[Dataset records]

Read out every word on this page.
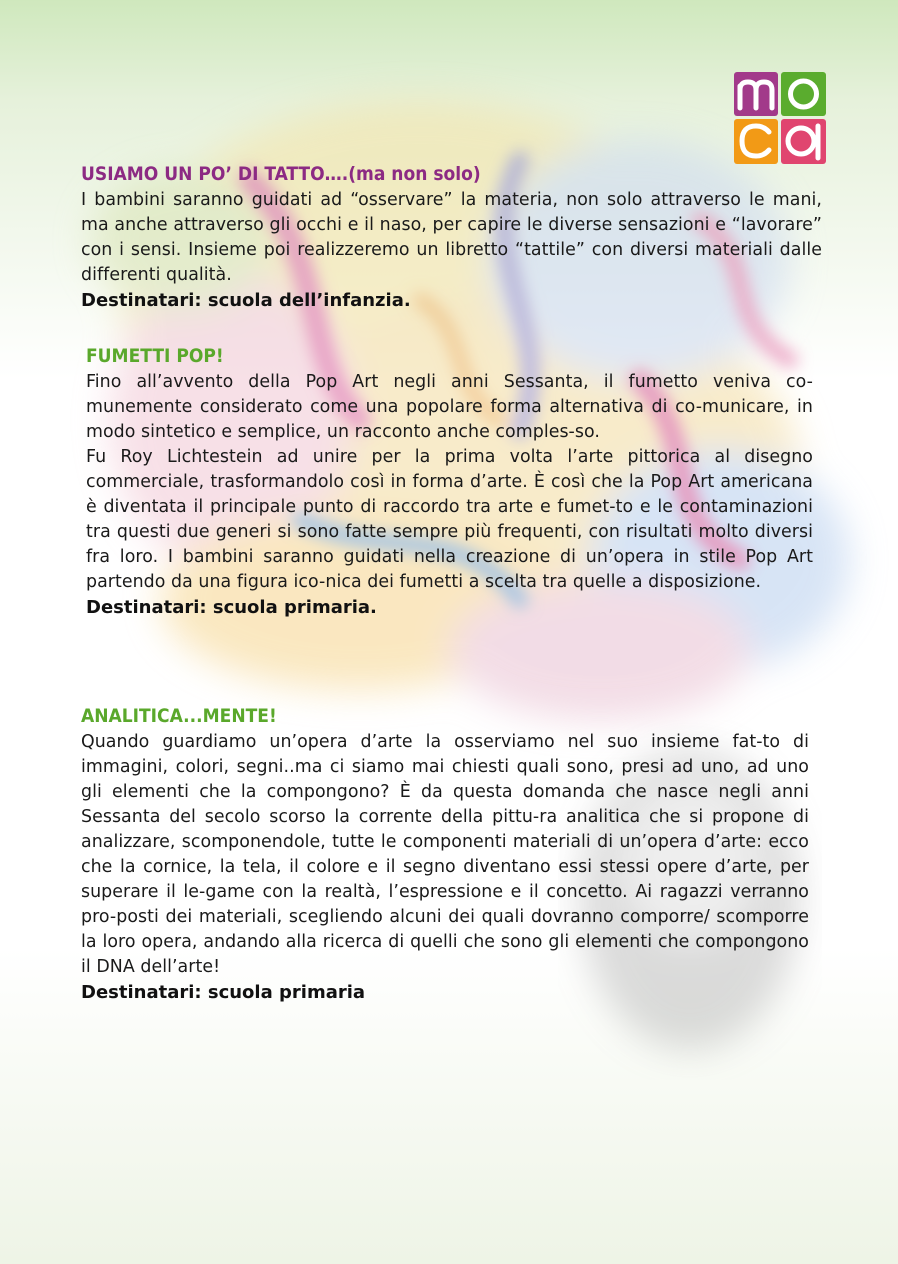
USIAMO UN PO’ DI TATTO….(ma non solo)

I bambini saranno guidati ad “osservare” la materia, non solo attraverso le mani, ma anche attraverso gli occhi e il naso, per capire le diverse sensazioni e “lavorare” con i sensi. Insieme poi realizzeremo un libretto “tattile” con diversi materiali dalle differenti qualità.

Destinatari: scuola dell’infanzia.

FUMETTI POP!

Fino all’avvento della Pop Art negli anni Sessanta, il fumetto veniva co-munemente considerato come una popolare forma alternativa di co-municare, in modo sintetico e semplice, un racconto anche comples-so.

Fu Roy Lichtestein ad unire per la prima volta l’arte pittorica al disegno commerciale, trasformandolo così in forma d’arte. È così che la Pop Art americana è diventata il principale punto di raccordo tra arte e fumet-to e le contaminazioni tra questi due generi si sono fatte sempre più frequenti, con risultati molto diversi fra loro. I bambini saranno guidati nella creazione di un’opera in stile Pop Art partendo da una figura ico-nica dei fumetti a scelta tra quelle a disposizione.

Destinatari: scuola primaria.

ANALITICA...MENTE!

Quando guardiamo un’opera d’arte la osserviamo nel suo insieme fat-to di immagini, colori, segni..ma ci siamo mai chiesti quali sono, presi ad uno, ad uno gli elementi che la compongono? È da questa domanda che nasce negli anni Sessanta del secolo scorso la corrente della pittu-ra analitica che si propone di analizzare, scomponendole, tutte le componenti materiali di un’opera d’arte: ecco che la cornice, la tela, il colore e il segno diventano essi stessi opere d’arte, per superare il le-game con la realtà, l’espressione e il concetto. Ai ragazzi verranno pro-posti dei materiali, scegliendo alcuni dei quali dovranno comporre/ scomporre la loro opera, andando alla ricerca di quelli che sono gli elementi che compongono il DNA dell’arte!

Destinatari: scuola primaria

◆ GIVEN EXERCISE: Say how many lines of the listing above contain "opera", with no other words.

◆ OUTPUT OF THE TASK: 2